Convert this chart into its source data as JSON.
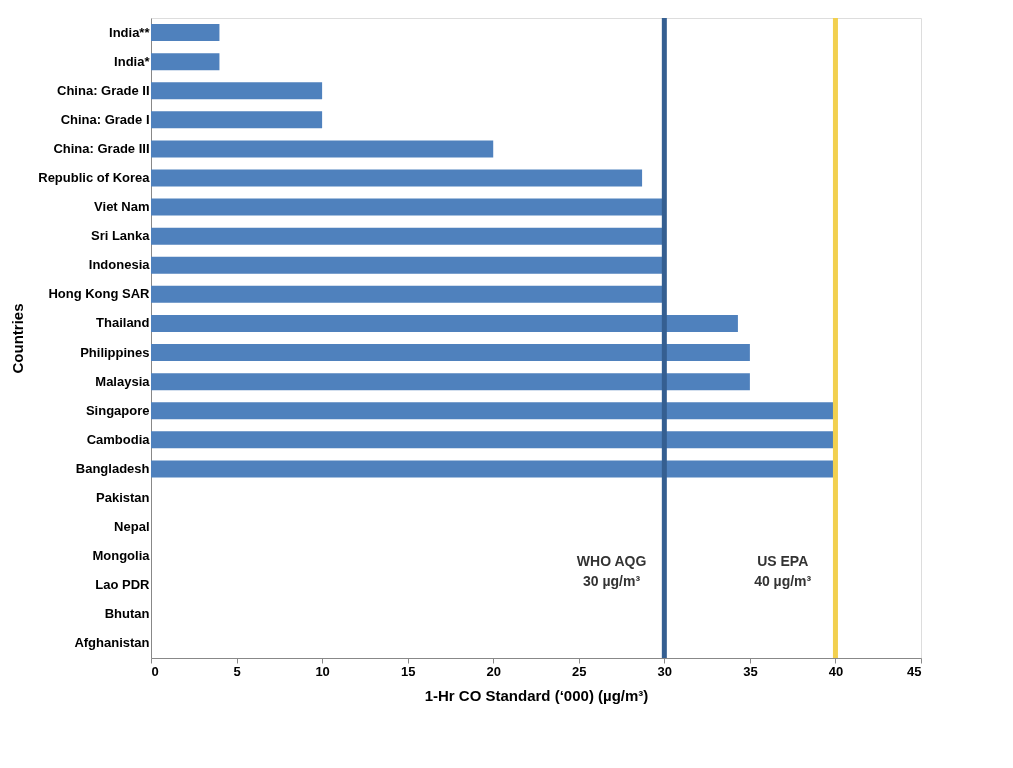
{
  "chart_data": {
    "type": "bar",
    "orientation": "horizontal",
    "xlabel": "1-Hr CO Standard (‘000) (µg/m³)",
    "ylabel": "Countries",
    "categories": [
      "India**",
      "India*",
      "China: Grade II",
      "China: Grade I",
      "China: Grade III",
      "Republic of Korea",
      "Viet Nam",
      "Sri Lanka",
      "Indonesia",
      "Hong Kong SAR",
      "Thailand",
      "Philippines",
      "Malaysia",
      "Singapore",
      "Cambodia",
      "Bangladesh",
      "Pakistan",
      "Nepal",
      "Mongolia",
      "Lao PDR",
      "Bhutan",
      "Afghanistan"
    ],
    "values": [
      4,
      4,
      10,
      10,
      20,
      28.7,
      30,
      30,
      30,
      30,
      34.3,
      35,
      35,
      40,
      40,
      40,
      null,
      null,
      null,
      null,
      null,
      null
    ],
    "color": "#4f81bd",
    "xlim": [
      0,
      45
    ],
    "xticks": [
      0,
      5,
      10,
      15,
      20,
      25,
      30,
      35,
      40,
      45
    ],
    "grid": false,
    "ref_lines": [
      {
        "axis": "x",
        "value": 30,
        "label": "WHO AQG\n30 µg/m³",
        "color": "#355f91"
      },
      {
        "axis": "x",
        "value": 40,
        "label": "US EPA\n40 µg/m³",
        "color": "#f2d04f"
      }
    ]
  }
}
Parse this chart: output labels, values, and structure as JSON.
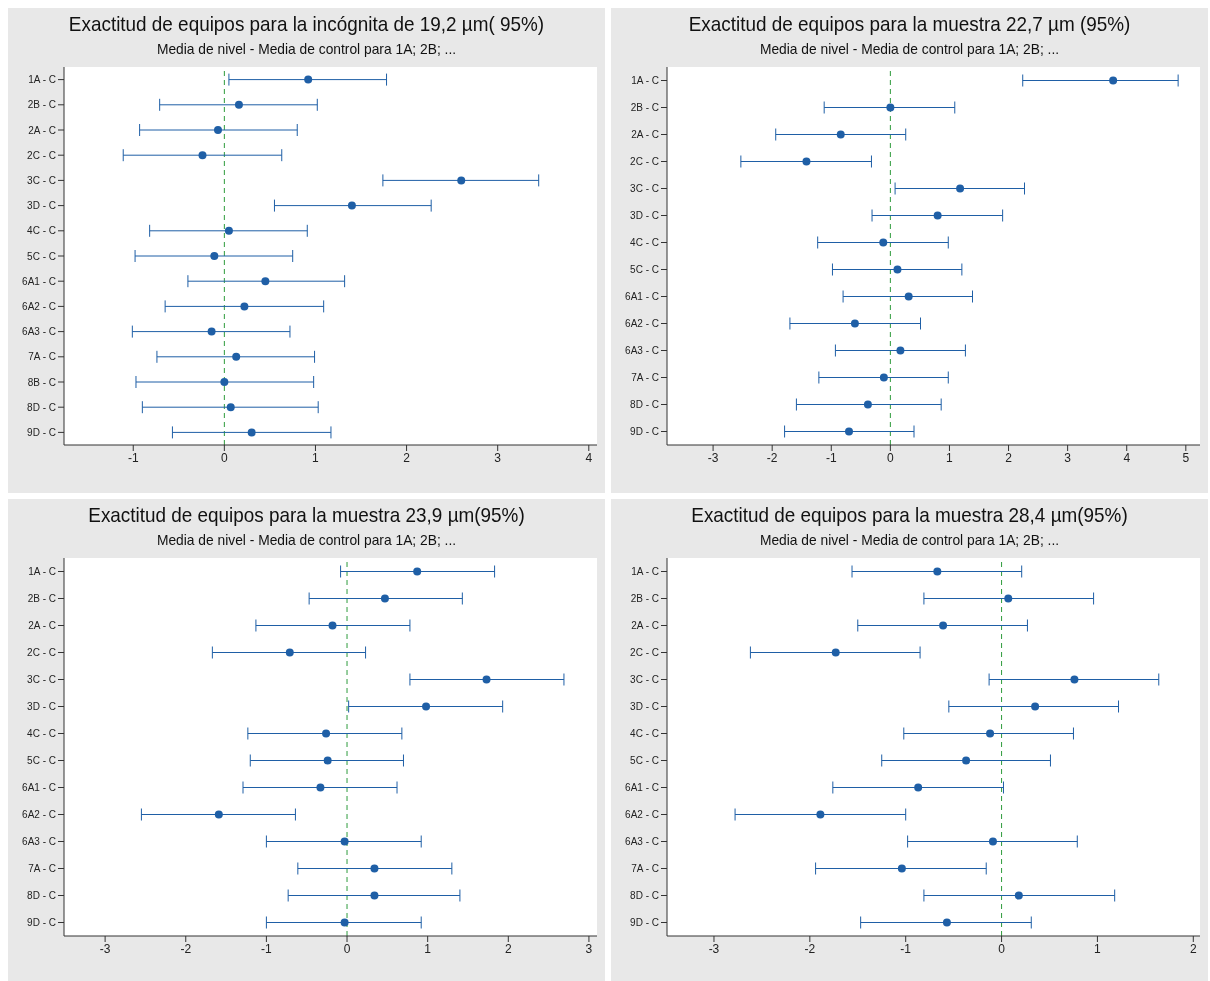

____

=== Given problem ===
The word "JSON" appears in how many lines of the data? Answer with only the number.

=== Output for this exercise ===
2